*Task description:* Reproduce each of the rows below verbatim, omitting the pictures.

** Begin Provided records **

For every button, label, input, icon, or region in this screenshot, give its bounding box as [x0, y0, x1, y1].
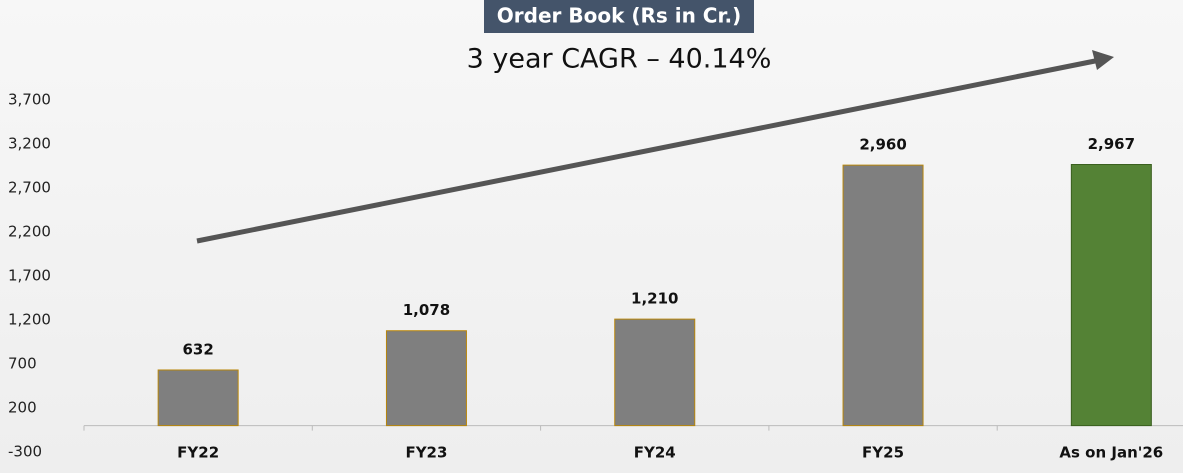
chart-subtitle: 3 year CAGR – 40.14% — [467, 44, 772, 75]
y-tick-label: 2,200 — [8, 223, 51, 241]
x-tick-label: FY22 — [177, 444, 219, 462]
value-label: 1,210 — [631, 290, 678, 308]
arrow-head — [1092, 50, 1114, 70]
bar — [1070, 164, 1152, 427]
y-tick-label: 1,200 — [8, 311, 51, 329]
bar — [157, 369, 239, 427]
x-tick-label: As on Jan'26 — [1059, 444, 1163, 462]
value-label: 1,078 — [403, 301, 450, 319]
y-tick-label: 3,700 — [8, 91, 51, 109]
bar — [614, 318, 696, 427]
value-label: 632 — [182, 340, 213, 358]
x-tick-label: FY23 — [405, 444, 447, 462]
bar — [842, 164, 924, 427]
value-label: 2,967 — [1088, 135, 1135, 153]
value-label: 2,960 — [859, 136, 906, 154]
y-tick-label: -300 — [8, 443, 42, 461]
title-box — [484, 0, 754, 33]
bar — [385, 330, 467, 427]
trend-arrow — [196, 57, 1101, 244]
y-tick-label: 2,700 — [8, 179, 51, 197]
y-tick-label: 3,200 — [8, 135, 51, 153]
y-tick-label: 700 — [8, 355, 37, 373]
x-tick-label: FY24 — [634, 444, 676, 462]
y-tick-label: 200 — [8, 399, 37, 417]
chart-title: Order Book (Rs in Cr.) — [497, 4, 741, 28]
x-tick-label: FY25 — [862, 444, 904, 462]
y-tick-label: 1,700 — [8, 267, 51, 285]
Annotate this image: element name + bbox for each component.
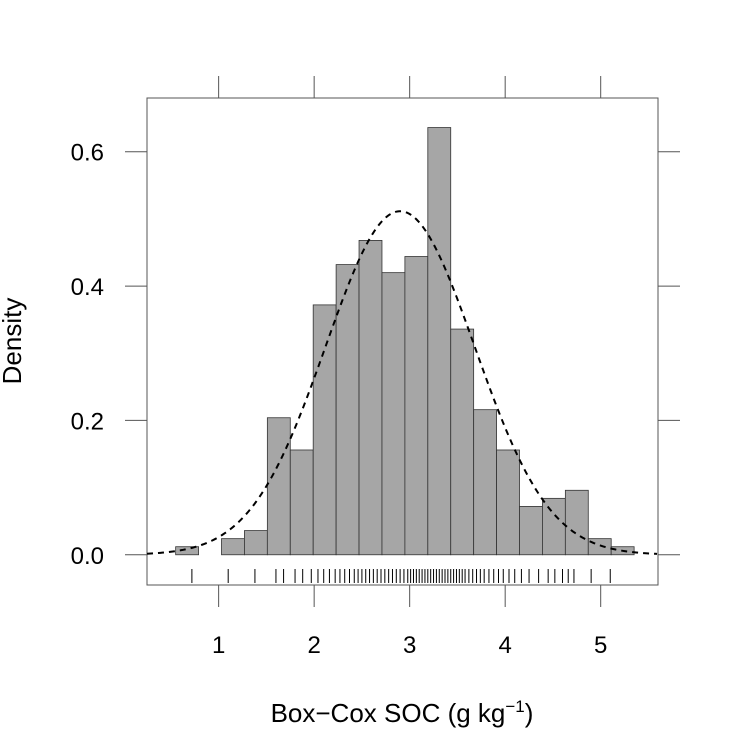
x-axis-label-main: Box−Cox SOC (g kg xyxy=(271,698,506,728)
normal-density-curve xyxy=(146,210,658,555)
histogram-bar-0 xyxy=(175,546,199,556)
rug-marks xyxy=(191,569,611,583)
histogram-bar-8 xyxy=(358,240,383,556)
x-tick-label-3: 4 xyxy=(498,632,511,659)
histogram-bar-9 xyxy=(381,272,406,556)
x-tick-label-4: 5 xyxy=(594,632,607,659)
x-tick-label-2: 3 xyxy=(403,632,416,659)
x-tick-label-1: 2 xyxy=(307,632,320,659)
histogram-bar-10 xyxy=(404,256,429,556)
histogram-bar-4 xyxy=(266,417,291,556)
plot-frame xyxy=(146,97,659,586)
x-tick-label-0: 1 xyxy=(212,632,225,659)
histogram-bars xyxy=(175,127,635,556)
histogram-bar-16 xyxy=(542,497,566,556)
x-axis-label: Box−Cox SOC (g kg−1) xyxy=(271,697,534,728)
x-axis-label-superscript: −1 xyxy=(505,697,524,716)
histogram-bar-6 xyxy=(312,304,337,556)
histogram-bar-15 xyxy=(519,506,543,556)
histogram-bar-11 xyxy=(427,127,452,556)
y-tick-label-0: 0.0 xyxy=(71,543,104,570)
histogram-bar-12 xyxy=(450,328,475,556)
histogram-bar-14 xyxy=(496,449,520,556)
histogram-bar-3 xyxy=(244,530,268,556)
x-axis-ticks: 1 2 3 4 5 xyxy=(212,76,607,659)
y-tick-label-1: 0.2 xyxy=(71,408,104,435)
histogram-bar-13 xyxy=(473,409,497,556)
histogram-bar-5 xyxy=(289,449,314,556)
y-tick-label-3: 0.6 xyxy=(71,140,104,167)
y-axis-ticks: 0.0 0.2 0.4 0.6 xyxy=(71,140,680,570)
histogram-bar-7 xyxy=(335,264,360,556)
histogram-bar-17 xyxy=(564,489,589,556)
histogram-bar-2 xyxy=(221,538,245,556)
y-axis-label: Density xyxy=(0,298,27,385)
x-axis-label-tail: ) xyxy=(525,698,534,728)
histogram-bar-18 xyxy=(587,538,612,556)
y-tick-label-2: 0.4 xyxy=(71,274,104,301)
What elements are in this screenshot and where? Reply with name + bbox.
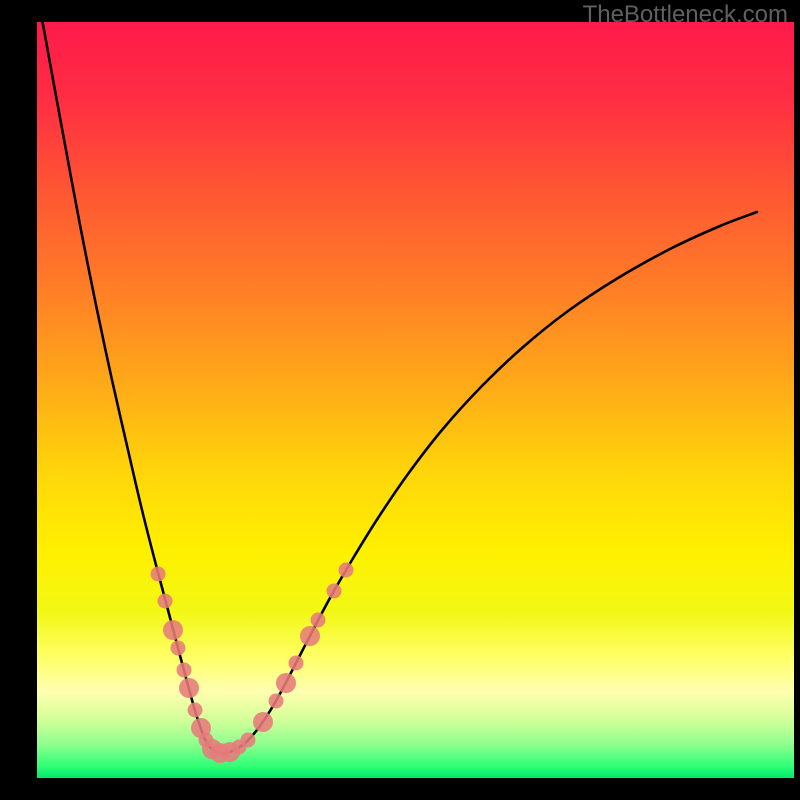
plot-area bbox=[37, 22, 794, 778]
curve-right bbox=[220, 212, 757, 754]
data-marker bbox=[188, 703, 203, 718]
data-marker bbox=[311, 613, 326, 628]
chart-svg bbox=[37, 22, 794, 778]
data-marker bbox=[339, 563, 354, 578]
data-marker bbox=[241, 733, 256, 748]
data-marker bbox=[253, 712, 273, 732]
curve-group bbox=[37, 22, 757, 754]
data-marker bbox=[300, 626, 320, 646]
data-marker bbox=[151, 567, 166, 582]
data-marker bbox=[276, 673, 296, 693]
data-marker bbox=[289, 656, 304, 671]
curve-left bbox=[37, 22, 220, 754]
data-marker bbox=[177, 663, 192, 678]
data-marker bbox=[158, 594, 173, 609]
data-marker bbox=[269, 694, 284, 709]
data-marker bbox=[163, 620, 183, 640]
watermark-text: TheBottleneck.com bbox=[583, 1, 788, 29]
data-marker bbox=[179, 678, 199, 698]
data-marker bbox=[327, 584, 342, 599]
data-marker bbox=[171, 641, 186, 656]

** End Provided records **

*Task solution:*
For every button, label, input, icon, or region in this screenshot, give its bounding box as [x0, y0, x1, y1].
chart-subtitle: 3 year CAGR – 40.14% — [467, 44, 772, 75]
y-tick-label: 2,200 — [8, 223, 51, 241]
x-tick-label: FY22 — [177, 444, 219, 462]
value-label: 1,210 — [631, 290, 678, 308]
arrow-head — [1092, 50, 1114, 70]
bar — [1070, 164, 1152, 427]
y-tick-label: 1,200 — [8, 311, 51, 329]
bar — [157, 369, 239, 427]
x-tick-label: As on Jan'26 — [1059, 444, 1163, 462]
value-label: 1,078 — [403, 301, 450, 319]
y-tick-label: 3,700 — [8, 91, 51, 109]
bar — [614, 318, 696, 427]
value-label: 632 — [182, 340, 213, 358]
x-tick-label: FY23 — [405, 444, 447, 462]
bar — [842, 164, 924, 427]
value-label: 2,967 — [1088, 135, 1135, 153]
value-label: 2,960 — [859, 136, 906, 154]
y-tick-label: -300 — [8, 443, 42, 461]
title-box — [484, 0, 754, 33]
bar — [385, 330, 467, 427]
trend-arrow — [196, 57, 1101, 244]
y-tick-label: 2,700 — [8, 179, 51, 197]
y-tick-label: 3,200 — [8, 135, 51, 153]
y-tick-label: 700 — [8, 355, 37, 373]
x-tick-label: FY24 — [634, 444, 676, 462]
y-tick-label: 200 — [8, 399, 37, 417]
chart-title: Order Book (Rs in Cr.) — [497, 4, 741, 28]
x-tick-label: FY25 — [862, 444, 904, 462]
y-tick-label: 1,700 — [8, 267, 51, 285]
Annotate this image: element name + bbox for each component.
x-axis-label-main: Box−Cox SOC (g kg xyxy=(271,698,506,728)
normal-density-curve xyxy=(146,210,658,555)
histogram-bar-0 xyxy=(175,546,199,556)
rug-marks xyxy=(191,569,611,583)
histogram-bar-8 xyxy=(358,240,383,556)
x-tick-label-3: 4 xyxy=(498,632,511,659)
histogram-bar-9 xyxy=(381,272,406,556)
x-tick-label-4: 5 xyxy=(594,632,607,659)
x-tick-label-2: 3 xyxy=(403,632,416,659)
x-tick-label-1: 2 xyxy=(307,632,320,659)
histogram-bar-10 xyxy=(404,256,429,556)
histogram-bar-4 xyxy=(266,417,291,556)
plot-frame xyxy=(146,97,659,586)
x-tick-label-0: 1 xyxy=(212,632,225,659)
histogram-bars xyxy=(175,127,635,556)
histogram-bar-16 xyxy=(542,497,566,556)
x-axis-label: Box−Cox SOC (g kg−1) xyxy=(271,697,534,728)
x-axis-label-superscript: −1 xyxy=(505,697,524,716)
histogram-bar-6 xyxy=(312,304,337,556)
histogram-bar-15 xyxy=(519,506,543,556)
histogram-bar-11 xyxy=(427,127,452,556)
y-tick-label-0: 0.0 xyxy=(71,543,104,570)
histogram-bar-12 xyxy=(450,328,475,556)
histogram-bar-14 xyxy=(496,449,520,556)
histogram-bar-3 xyxy=(244,530,268,556)
x-axis-ticks: 1 2 3 4 5 xyxy=(212,76,607,659)
y-tick-label-1: 0.2 xyxy=(71,408,104,435)
histogram-bar-13 xyxy=(473,409,497,556)
histogram-bar-5 xyxy=(289,449,314,556)
y-tick-label-3: 0.6 xyxy=(71,140,104,167)
y-axis-ticks: 0.0 0.2 0.4 0.6 xyxy=(71,140,680,570)
histogram-bar-7 xyxy=(335,264,360,556)
histogram-bar-17 xyxy=(564,489,589,556)
histogram-bar-2 xyxy=(221,538,245,556)
y-axis-label: Density xyxy=(0,298,27,385)
x-axis-label-tail: ) xyxy=(525,698,534,728)
histogram-bar-18 xyxy=(587,538,612,556)
y-tick-label-2: 0.4 xyxy=(71,274,104,301)
What elements are in this screenshot and where? Reply with name + bbox.
plot-area bbox=[37, 22, 794, 778]
curve-right bbox=[220, 212, 757, 754]
data-marker bbox=[188, 703, 203, 718]
data-marker bbox=[311, 613, 326, 628]
chart-svg bbox=[37, 22, 794, 778]
data-marker bbox=[339, 563, 354, 578]
data-marker bbox=[241, 733, 256, 748]
data-marker bbox=[253, 712, 273, 732]
curve-group bbox=[37, 22, 757, 754]
data-marker bbox=[300, 626, 320, 646]
data-marker bbox=[151, 567, 166, 582]
data-marker bbox=[276, 673, 296, 693]
data-marker bbox=[289, 656, 304, 671]
curve-left bbox=[37, 22, 220, 754]
data-marker bbox=[177, 663, 192, 678]
data-marker bbox=[158, 594, 173, 609]
data-marker bbox=[269, 694, 284, 709]
data-marker bbox=[163, 620, 183, 640]
watermark-text: TheBottleneck.com bbox=[583, 1, 788, 29]
data-marker bbox=[179, 678, 199, 698]
data-marker bbox=[327, 584, 342, 599]
data-marker bbox=[171, 641, 186, 656]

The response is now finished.